_What this task involves:_ Find the lines with "FRAME" in them and copy them out.

_Stored records:_
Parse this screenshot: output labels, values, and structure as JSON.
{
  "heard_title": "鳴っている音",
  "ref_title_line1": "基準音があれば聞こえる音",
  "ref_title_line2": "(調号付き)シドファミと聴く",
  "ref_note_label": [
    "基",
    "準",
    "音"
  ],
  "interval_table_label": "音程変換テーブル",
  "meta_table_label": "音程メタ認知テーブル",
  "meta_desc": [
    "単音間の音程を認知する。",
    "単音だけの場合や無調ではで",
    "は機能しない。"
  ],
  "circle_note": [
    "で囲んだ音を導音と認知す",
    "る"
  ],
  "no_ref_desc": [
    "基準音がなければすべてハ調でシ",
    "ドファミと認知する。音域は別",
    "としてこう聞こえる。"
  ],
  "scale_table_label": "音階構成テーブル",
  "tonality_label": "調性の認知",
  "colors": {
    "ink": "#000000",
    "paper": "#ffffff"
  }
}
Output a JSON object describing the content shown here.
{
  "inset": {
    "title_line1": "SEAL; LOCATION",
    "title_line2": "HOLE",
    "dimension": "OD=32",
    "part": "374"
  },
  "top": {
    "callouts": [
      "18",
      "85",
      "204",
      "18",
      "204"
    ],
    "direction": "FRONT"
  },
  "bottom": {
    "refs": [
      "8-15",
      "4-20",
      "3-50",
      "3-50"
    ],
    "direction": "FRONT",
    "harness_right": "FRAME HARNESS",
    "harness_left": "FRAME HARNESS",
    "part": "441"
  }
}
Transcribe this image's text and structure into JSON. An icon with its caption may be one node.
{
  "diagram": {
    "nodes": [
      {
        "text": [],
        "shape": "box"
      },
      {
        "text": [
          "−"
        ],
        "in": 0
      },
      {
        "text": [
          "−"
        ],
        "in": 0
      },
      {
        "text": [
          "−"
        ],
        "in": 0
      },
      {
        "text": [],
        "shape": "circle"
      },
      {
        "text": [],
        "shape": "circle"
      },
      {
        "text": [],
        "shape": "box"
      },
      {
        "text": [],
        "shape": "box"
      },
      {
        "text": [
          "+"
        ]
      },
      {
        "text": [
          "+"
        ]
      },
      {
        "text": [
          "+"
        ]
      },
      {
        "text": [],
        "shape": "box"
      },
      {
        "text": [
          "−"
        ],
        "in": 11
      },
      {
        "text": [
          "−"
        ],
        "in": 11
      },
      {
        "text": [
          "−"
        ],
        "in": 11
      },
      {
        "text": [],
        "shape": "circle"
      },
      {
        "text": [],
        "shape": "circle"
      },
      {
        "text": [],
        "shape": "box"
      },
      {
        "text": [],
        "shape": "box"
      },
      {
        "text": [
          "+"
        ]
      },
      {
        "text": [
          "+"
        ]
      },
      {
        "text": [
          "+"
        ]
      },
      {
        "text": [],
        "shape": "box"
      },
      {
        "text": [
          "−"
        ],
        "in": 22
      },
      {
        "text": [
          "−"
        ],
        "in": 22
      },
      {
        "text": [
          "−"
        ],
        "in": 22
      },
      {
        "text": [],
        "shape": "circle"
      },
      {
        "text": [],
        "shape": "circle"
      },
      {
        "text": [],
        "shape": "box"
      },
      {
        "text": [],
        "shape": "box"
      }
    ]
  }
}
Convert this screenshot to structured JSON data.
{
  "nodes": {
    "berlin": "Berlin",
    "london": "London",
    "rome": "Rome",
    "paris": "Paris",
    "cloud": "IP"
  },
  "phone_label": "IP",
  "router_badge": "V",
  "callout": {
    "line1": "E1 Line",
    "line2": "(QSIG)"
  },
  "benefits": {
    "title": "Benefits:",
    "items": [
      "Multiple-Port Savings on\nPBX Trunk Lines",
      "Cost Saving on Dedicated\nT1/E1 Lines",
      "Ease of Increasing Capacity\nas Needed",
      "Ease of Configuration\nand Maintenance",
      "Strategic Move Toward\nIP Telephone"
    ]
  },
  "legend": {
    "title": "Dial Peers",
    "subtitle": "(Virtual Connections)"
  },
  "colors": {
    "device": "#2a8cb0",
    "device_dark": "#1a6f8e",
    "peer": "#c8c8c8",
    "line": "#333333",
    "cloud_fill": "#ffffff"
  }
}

_Result of this exercise:_
    "harness_right": "FRAME HARNESS",
    "harness_left": "FRAME HARNESS",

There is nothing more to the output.